### Short exercise
Work out how many lines in the entries contain the string "phòng", and give nothing but that number.
▼▼▼
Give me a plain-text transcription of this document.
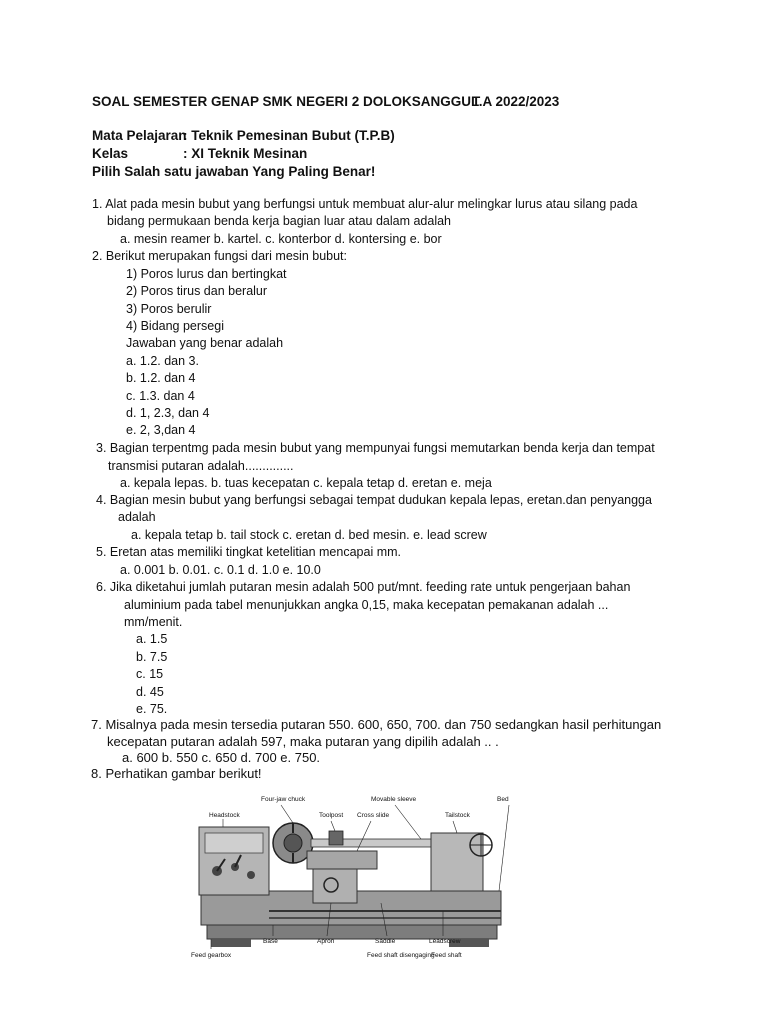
SOAL SEMESTER GENAP SMK NEGERI 2 DOLOKSANGGUL
T.A 2022/2023
Mata Pelajaran
: Teknik Pemesinan Bubut (T.P.B)
Kelas	: XI Teknik Mesinan
Pilih Salah satu jawaban Yang Paling Benar!
1. Alat pada mesin bubut yang berfungsi untuk membuat alur-alur melingkar lurus atau silang pada
bidang permukaan benda kerja bagian luar atau dalam adalah
a. mesin reamer b. kartel. c. konterbor d. kontersing e. bor
2. Berikut merupakan fungsi dari mesin bubut:
1) Poros lurus dan bertingkat
2) Poros tirus dan beralur
3) Poros berulir
4) Bidang persegi
Jawaban yang benar adalah
a. 1.2. dan 3.
b. 1.2. dan 4
c. 1.3. dan 4
d. 1, 2.3, dan 4
e. 2, 3,dan 4
3. Bagian terpentmg pada mesin bubut yang mempunyai fungsi memutarkan benda kerja dan tempat
transmisi putaran adalah..............
a. kepala lepas. b. tuas kecepatan c. kepala tetap d. eretan e. meja
4. Bagian mesin bubut yang berfungsi sebagai tempat dudukan kepala lepas, eretan.dan penyangga
adalah
a. kepala tetap b. tail stock c. eretan d. bed mesin. e. lead screw
5. Eretan atas memiliki tingkat ketelitian mencapai mm.
a. 0.001 b. 0.01. c. 0.1 d. 1.0 e. 10.0
6. Jika diketahui jumlah putaran mesin adalah 500 put/mnt. feeding rate untuk pengerjaan bahan
aluminium pada tabel menunjukkan angka 0,15, maka kecepatan pemakanan adalah ...
mm/menit.
a. 1.5
b. 7.5
c. 15
d. 45
e. 75.
7. Misalnya pada mesin tersedia putaran 550. 600, 650, 700. dan 750 sedangkan hasil perhitungan
kecepatan putaran adalah 597, maka putaran yang dipilih adalah .. .
a. 600 b. 550 c. 650 d. 700 e. 750.
8. Perhatikan gambar berikut!
Four-jaw chuck	Movable sleeve	Bed
Headstock	Toolpost Cross slide	Tailstock
Base	Apron	Saddle	Leadscrew
Feed gearbox	Feed shaft disengaging
Feed shaft
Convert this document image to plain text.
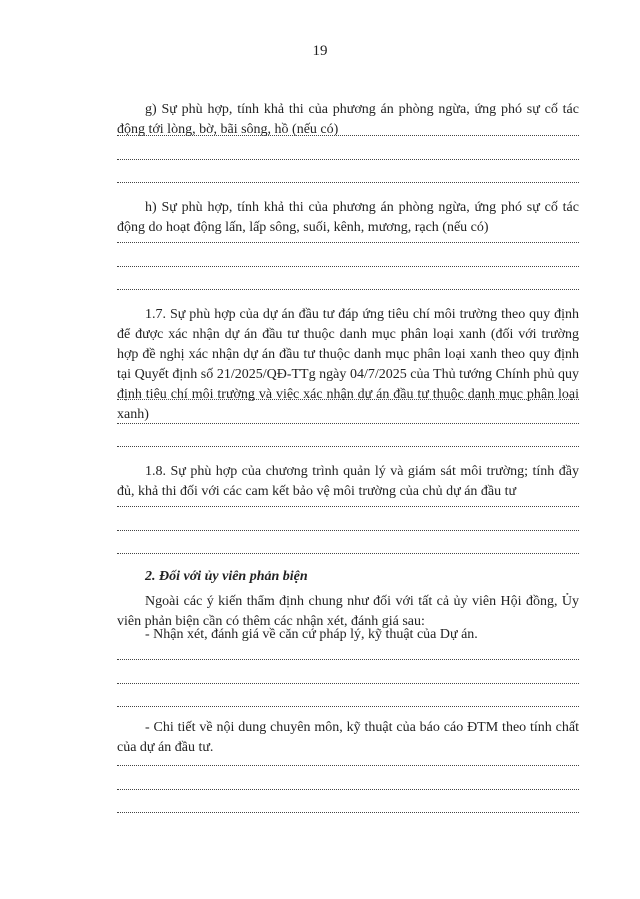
19

g) Sự phù hợp, tính khả thi của phương án phòng ngừa, ứng phó sự cố tác động tới lòng, bờ, bãi sông, hồ (nếu có)

h) Sự phù hợp, tính khả thi của phương án phòng ngừa, ứng phó sự cố tác động do hoạt động lấn, lấp sông, suối, kênh, mương, rạch (nếu có)

1.7. Sự phù hợp của dự án đầu tư đáp ứng tiêu chí môi trường theo quy định để được xác nhận dự án đầu tư thuộc danh mục phân loại xanh (đối với trường hợp đề nghị xác nhận dự án đầu tư thuộc danh mục phân loại xanh theo quy định tại Quyết định số 21/2025/QĐ-TTg ngày 04/7/2025 của Thủ tướng Chính phủ quy định tiêu chí môi trường và việc xác nhận dự án đầu tư thuộc danh mục phân loại xanh)

1.8. Sự phù hợp của chương trình quản lý và giám sát môi trường; tính đầy đủ, khả thi đối với các cam kết bảo vệ môi trường của chủ dự án đầu tư

2. Đối với ủy viên phản biện

Ngoài các ý kiến thẩm định chung như đối với tất cả ủy viên Hội đồng, Ủy viên phản biện cần có thêm các nhận xét, đánh giá sau:

- Nhận xét, đánh giá về căn cứ pháp lý, kỹ thuật của Dự án.

- Chi tiết về nội dung chuyên môn, kỹ thuật của báo cáo ĐTM theo tính chất của dự án đầu tư.
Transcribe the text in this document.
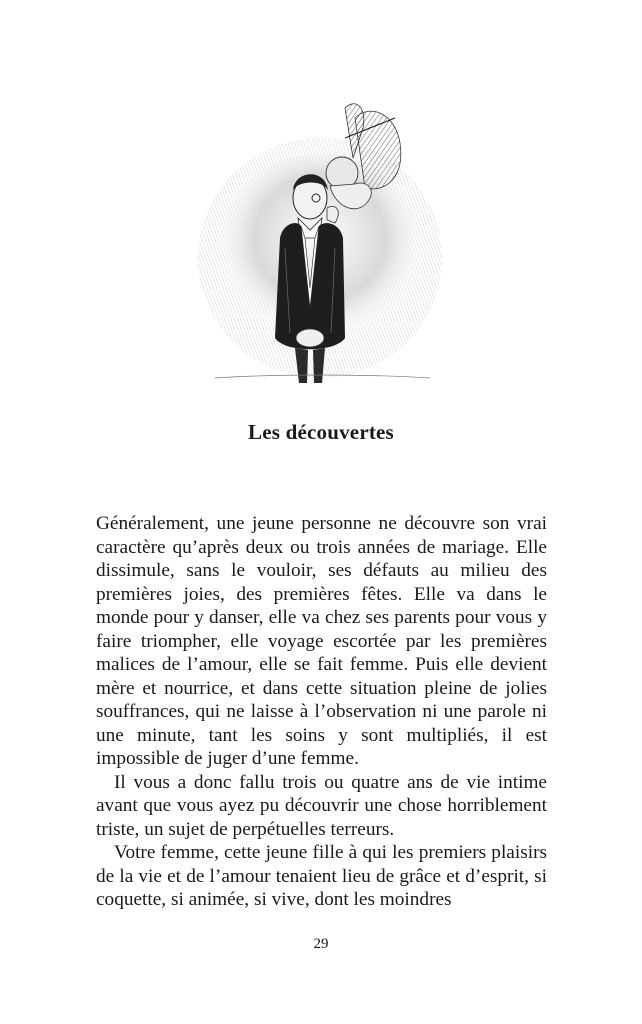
Les découvertes

Généralement, une jeune personne ne découvre son vrai caractère qu’après deux ou trois années de mariage. Elle dissimule, sans le vouloir, ses défauts au milieu des premières joies, des premières fêtes. Elle va dans le monde pour y danser, elle va chez ses parents pour vous y faire triompher, elle voyage escortée par les premières malices de l’amour, elle se fait femme. Puis elle devient mère et nourrice, et dans cette situation pleine de jolies souffrances, qui ne laisse à l’observation ni une parole ni une minute, tant les soins y sont multipliés, il est impossible de juger d’une femme.

Il vous a donc fallu trois ou quatre ans de vie intime avant que vous ayez pu découvrir une chose horriblement triste, un sujet de perpétuelles terreurs.

Votre femme, cette jeune fille à qui les premiers plaisirs de la vie et de l’amour tenaient lieu de grâce et d’esprit, si coquette, si animée, si vive, dont les moindres

29
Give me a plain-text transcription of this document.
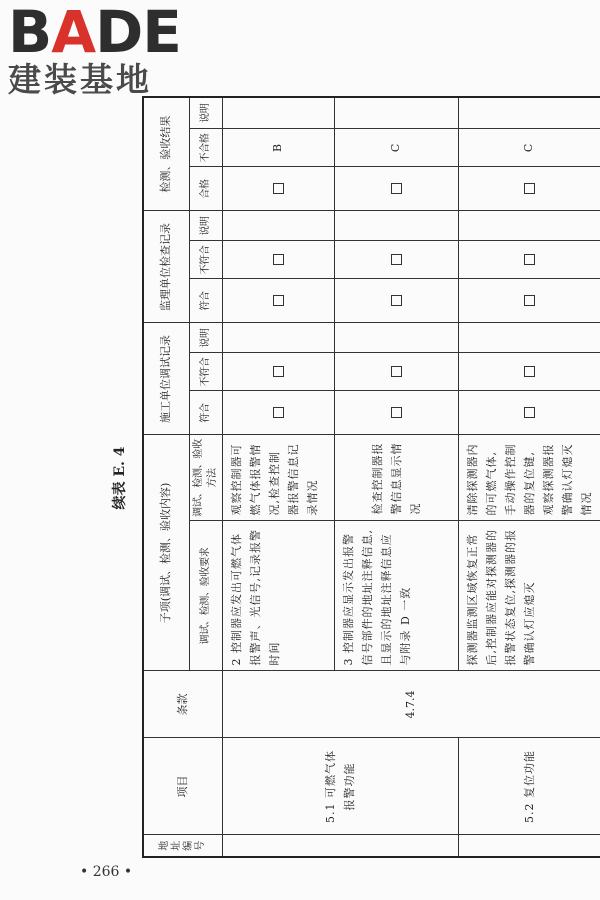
B A DE
建装基地
• 266 •
续表 E. 4
地址编号	项目	条款	子项(调试、检测、验收内容)		施工单位调试记录			监理单位检查记录			检测、验收结果		
			调试、检测、验收要求	调试、检测、验收方法	符合	不符合	说明	符合	不符合	说明	合格	不合格	说明
	5.1 可燃气体报警功能	4.7.4	2 控制器应发出可燃气体报警声、光信号,记录报警时间	观察控制器可燃气体报警情况,检查控制器报警信息记录情况								B	
			3 控制器应显示发出报警信号部件的地址注释信息,且显示的地址注释信息应与附录 D 一致	检查控制器报警信息显示情况								C	
	5.2 复位功能		探测器监测区域恢复正常后,控制器应能对探测器的报警状态复位,探测器的报警确认灯应熄灭	清除探测器内的可燃气体,手动操作控制器的复位键,观察探测器报警确认灯熄灭情况								C	
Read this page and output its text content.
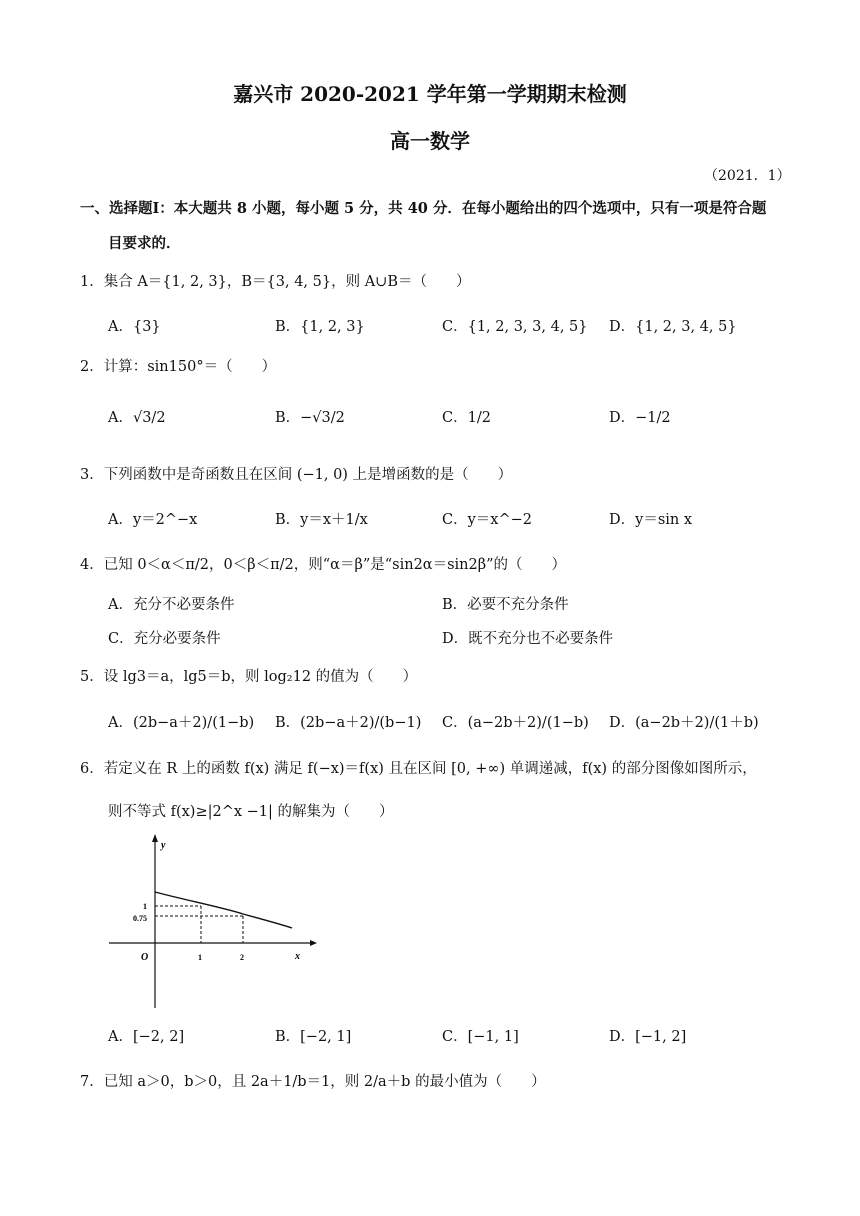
嘉兴市 2020-2021 学年第一学期期末检测
高一数学
（2021．1）
一、选择题I：本大题共 8 小题，每小题 5 分，共 40 分．在每小题给出的四个选项中，只有一项是符合题
目要求的．
1．集合 A＝{1, 2, 3}，B＝{3, 4, 5}，则 A∪B＝（　　）
A．{3}	B．{1, 2, 3}	C．{1, 2, 3, 3, 4, 5} D．{1, 2, 3, 4, 5}
2．计算：sin150°＝（　　）
A．√3/2	B．−√3/2	C．1/2	D．−1/2
3．下列函数中是奇函数且在区间 (−1, 0) 上是增函数的是（　　）
A．y＝2^−x	B．y＝x＋1/x	C．y＝x^−2	D．y＝sin x
4．已知 0＜α＜π/2，0＜β＜π/2，则“α＝β”是“sin2α＝sin2β”的（　　）
A．充分不必要条件	B．必要不充分条件
C．充分必要条件	D．既不充分也不必要条件
5．设 lg3＝a，lg5＝b，则 log₂12 的值为（　　）
A．(2b−a＋2)/(1−b) B．(2b−a＋2)/(b−1) C．(a−2b＋2)/(1−b) D．(a−2b＋2)/(1＋b)
6．若定义在 R 上的函数 f(x) 满足 f(−x)＝f(x) 且在区间 [0, +∞) 单调递减，f(x) 的部分图像如图所示，
则不等式 f(x)≥|2^x −1| 的解集为（　　）
y
x
O
1
0.75
1	2
A．[−2, 2]	B．[−2, 1]	C．[−1, 1]	D．[−1, 2]
7．已知 a＞0，b＞0，且 2a＋1/b＝1，则 2/a＋b 的最小值为（　　）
▲▲▲
### Output for this task
2